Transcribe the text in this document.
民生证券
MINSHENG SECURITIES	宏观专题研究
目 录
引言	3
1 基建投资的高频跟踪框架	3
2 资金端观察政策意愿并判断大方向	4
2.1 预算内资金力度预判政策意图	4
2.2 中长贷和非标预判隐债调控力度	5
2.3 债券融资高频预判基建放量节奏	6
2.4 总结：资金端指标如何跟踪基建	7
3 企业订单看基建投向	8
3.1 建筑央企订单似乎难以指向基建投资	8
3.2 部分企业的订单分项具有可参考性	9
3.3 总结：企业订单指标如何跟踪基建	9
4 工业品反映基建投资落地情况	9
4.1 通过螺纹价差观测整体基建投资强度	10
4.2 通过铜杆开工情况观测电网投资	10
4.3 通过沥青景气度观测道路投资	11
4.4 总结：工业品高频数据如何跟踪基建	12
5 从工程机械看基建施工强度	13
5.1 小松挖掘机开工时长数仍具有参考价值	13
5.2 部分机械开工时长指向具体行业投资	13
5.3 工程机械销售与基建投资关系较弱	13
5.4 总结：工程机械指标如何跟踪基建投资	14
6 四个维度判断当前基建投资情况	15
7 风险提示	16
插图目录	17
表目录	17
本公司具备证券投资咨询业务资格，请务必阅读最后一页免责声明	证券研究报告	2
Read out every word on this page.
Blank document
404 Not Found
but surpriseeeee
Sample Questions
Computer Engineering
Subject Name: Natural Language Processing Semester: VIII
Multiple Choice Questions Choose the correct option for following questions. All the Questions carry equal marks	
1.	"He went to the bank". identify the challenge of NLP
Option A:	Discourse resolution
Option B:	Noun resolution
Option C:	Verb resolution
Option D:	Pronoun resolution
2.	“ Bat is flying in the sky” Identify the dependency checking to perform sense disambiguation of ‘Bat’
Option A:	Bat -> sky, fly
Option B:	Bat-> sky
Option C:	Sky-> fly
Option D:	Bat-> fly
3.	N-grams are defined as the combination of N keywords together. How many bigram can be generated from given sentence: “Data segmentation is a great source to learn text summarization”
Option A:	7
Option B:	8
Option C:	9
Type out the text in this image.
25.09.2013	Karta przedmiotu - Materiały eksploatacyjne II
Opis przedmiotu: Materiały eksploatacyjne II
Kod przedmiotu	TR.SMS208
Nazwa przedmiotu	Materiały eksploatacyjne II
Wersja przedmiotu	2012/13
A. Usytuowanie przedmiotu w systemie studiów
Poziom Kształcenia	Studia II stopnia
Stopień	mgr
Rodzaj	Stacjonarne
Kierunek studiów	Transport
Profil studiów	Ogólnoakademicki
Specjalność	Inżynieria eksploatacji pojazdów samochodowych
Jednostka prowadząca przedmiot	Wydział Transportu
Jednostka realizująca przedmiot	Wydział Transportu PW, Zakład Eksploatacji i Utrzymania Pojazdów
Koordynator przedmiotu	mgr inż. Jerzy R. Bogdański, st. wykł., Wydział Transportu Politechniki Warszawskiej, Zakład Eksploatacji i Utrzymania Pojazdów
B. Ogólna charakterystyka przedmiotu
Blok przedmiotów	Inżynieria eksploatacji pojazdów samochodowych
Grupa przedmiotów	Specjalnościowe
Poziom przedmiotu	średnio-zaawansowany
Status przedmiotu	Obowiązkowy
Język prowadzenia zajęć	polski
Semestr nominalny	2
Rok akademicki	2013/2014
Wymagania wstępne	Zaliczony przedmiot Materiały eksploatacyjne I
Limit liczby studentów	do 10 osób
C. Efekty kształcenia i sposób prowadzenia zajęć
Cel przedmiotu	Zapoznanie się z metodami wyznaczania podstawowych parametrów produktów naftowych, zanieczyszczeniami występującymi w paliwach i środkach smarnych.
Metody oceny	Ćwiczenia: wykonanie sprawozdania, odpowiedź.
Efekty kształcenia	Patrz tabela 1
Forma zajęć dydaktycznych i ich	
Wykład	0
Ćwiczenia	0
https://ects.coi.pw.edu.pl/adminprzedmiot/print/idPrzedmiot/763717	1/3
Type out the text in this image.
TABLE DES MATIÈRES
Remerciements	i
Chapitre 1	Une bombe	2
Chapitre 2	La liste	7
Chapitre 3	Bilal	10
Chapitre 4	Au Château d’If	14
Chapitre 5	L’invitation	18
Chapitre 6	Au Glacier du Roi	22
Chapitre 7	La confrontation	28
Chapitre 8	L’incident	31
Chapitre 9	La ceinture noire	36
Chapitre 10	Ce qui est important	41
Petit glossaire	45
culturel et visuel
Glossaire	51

........

[What is required]:
Isolate each line of the listing above that includes "Inżynieria". Copy it.

[The output]:
Specjalność	Inżynieria eksploatacji pojazdów samochodowych
Blok przedmiotów	Inżynieria eksploatacji pojazdów samochodowych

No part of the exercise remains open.